═══ Source material ═══
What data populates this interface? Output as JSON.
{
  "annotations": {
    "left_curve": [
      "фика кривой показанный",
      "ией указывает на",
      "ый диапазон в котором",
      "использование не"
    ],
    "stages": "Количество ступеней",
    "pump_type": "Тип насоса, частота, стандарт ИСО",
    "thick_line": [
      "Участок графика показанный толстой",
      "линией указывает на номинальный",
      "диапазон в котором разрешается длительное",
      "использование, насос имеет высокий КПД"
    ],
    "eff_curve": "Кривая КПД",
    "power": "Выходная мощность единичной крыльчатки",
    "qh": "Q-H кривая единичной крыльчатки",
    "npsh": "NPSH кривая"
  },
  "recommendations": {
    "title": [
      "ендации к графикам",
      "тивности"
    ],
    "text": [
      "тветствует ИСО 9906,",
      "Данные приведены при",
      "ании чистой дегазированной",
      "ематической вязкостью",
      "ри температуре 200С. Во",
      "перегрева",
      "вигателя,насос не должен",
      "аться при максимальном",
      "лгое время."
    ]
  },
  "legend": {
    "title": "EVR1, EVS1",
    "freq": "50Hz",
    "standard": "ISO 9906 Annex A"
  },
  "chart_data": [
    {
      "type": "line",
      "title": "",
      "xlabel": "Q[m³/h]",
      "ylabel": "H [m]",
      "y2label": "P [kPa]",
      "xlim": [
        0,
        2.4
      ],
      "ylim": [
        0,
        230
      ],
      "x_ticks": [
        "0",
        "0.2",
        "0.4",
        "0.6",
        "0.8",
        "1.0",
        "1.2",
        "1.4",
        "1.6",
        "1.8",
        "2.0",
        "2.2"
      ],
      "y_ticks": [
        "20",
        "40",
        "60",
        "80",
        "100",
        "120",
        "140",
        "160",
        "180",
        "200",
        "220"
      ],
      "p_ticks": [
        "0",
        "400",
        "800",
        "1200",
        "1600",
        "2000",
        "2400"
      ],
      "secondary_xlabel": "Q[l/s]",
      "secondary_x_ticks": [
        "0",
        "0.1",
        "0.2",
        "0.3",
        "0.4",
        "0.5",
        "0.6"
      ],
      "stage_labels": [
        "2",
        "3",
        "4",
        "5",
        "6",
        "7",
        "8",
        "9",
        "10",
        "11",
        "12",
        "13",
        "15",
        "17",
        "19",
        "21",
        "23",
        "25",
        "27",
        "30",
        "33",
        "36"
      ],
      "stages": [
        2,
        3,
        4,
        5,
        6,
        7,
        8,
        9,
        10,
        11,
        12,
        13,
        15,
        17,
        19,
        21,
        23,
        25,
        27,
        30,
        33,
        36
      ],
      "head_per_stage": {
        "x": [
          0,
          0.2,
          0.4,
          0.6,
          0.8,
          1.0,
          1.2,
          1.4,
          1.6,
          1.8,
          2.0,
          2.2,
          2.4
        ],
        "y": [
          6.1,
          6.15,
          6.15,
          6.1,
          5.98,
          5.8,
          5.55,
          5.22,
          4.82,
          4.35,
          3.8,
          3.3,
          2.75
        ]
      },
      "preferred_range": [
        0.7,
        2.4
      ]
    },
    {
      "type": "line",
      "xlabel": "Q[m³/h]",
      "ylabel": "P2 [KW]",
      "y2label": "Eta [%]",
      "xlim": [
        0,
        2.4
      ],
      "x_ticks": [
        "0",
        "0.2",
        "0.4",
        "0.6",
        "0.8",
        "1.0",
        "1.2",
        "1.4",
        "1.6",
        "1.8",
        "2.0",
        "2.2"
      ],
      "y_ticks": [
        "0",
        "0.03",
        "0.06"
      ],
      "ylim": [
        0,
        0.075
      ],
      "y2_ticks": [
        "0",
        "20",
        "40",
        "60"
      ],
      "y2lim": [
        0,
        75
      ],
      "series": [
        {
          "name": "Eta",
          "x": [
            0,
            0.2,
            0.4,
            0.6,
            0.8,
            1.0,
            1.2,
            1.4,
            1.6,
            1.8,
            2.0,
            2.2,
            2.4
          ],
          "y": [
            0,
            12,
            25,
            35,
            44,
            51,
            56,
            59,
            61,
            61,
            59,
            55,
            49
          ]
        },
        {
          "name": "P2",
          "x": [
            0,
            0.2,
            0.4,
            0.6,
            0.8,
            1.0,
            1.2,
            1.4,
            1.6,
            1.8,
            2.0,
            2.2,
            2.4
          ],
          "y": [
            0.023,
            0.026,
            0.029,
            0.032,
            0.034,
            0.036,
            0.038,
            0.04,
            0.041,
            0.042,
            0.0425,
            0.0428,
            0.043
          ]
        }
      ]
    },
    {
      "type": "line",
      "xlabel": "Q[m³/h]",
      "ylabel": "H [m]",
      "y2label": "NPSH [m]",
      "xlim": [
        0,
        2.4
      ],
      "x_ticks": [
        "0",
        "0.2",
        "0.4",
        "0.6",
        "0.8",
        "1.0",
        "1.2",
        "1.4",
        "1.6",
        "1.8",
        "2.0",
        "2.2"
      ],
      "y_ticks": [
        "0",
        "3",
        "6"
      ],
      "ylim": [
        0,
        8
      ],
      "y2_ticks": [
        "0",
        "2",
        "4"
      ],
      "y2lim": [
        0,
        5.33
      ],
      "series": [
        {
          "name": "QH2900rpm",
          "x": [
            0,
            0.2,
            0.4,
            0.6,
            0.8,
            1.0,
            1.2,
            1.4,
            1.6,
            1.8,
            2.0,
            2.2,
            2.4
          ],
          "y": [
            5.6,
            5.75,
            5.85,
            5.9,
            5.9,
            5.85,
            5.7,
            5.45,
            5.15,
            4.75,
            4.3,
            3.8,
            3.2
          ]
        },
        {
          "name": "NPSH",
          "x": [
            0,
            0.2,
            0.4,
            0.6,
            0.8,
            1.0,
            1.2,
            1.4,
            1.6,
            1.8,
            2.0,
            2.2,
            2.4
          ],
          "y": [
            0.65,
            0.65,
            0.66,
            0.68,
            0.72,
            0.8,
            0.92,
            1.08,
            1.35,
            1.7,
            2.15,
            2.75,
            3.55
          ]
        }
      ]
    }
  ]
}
═══
■ **Job**:
Where does the word "stages" appear? Return each line that holds it.

■ **Answer in full**:
    "stages": "Количество ступеней",
      "stages": [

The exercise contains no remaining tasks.